THINGS TO DO:
**a.** Summarize the Ludvig Larsen Kragtorp article in two sentences.
**b.** According to the Ludvig Larsen Kragtorp article, in which years was he re-elected to the Norwegian Parliament?
**c.** Please retype the portion of the Ludvig Larsen Kragtorp article between "Ludvig Larsen Kragtorp (14" and "1899 to 1903.", inclusive.

PASSAGE SHOWN:
= Ludvig Larsen Kragtorp =

Norwegian physician and politician

Ludvig Larsen Kragtorp (14 November 1862 – 25 November 1928) was a Norwegian physician and politician for the Liberal Party.

He was elected to the Norwegian Parliament in 1907 from the constituency Eidsberg, and was re-elected in 1910 and 1913.

Born in Rødenes, he enrolled as a student in 1884 and graduated as Candidate of Medicine in 1892. He first opened his own physician's office in Høland in 1893, but then worked as municipal physician in Spydeberg from 1893 to 1912. He was the mayor of Spydeberg from 1904 to 1907, having been a member of the municipal council. He also chaired the school board from 1899 to 1903.

Stored data entries
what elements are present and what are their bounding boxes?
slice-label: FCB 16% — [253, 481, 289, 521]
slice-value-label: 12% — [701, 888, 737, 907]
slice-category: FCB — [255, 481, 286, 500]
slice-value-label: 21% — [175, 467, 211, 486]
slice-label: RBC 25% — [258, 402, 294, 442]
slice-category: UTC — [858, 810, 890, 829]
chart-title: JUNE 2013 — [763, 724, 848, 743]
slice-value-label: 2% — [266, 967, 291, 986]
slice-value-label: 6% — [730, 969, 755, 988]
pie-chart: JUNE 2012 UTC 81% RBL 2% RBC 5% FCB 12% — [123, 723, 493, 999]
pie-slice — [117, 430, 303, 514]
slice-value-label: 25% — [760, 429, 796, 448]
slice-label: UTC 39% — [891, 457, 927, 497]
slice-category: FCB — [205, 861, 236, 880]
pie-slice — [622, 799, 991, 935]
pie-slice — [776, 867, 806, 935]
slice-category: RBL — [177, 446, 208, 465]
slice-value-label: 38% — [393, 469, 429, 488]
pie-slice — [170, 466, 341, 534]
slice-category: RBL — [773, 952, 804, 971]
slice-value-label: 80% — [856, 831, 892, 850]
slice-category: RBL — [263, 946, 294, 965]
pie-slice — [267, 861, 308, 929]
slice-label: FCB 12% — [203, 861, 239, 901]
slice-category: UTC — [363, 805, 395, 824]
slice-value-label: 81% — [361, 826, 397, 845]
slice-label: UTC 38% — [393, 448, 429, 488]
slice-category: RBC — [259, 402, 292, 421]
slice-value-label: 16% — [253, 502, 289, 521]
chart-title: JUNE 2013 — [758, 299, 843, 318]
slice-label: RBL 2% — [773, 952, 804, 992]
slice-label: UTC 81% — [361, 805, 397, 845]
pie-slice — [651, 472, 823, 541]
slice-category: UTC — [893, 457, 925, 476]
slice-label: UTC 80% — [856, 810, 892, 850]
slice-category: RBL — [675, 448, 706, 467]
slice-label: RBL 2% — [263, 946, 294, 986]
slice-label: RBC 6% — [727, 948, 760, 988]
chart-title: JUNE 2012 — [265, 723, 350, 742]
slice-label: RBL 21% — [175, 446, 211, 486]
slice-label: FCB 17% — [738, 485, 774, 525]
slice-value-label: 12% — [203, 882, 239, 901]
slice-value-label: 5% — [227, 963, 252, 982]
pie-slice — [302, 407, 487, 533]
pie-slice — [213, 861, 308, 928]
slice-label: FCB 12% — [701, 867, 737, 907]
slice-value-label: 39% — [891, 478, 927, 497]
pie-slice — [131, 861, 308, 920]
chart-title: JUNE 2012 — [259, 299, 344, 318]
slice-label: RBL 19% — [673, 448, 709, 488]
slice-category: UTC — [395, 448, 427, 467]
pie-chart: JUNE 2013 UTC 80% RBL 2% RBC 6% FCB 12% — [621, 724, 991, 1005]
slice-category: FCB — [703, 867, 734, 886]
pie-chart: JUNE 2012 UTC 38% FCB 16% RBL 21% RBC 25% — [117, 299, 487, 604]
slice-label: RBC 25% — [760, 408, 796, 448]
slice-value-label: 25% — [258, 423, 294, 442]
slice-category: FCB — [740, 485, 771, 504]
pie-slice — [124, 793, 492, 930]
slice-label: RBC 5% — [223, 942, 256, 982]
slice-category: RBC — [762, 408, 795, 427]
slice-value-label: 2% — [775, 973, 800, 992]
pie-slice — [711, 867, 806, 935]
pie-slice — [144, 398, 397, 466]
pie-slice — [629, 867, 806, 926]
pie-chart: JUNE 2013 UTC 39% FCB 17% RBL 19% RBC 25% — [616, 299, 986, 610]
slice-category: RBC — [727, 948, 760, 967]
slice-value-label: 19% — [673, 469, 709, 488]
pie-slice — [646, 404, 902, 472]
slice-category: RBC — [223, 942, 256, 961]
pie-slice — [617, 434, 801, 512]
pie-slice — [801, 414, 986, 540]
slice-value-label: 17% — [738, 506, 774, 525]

SOLUTIONS PER TASK:
**a.** Ludvig Larsen Kragtorp (1862–1928) was a Norwegian physician and Liberal Party politician, elected to the Norwegian Parliament from Eidsberg in 1907 and re-elected in 1910 and 1913. Born in Rødenes, he graduated as Candidate of Medicine in 1892, worked as municipal physician in Spydeberg from 1893 to 1912, and served as the town's mayor from 1904 to 1907.

**b.** 1910 and 1913.

**c.**
Ludvig Larsen Kragtorp (14 November 1862 – 25 November 1928) was a Norwegian physician and politician for the Liberal Party.

He was elected to the Norwegian Parliament in 1907 from the constituency Eidsberg, and was re-elected in 1910 and 1913.

Born in Rødenes, he enrolled as a student in 1884 and graduated as Candidate of Medicine in 1892. He first opened his own physician's office in Høland in 1893, but then worked as municipal physician in Spydeberg from 1893 to 1912. He was the mayor of Spydeberg from 1904 to 1907, having been a member of the municipal council. He also chaired the school board from 1899 to 1903.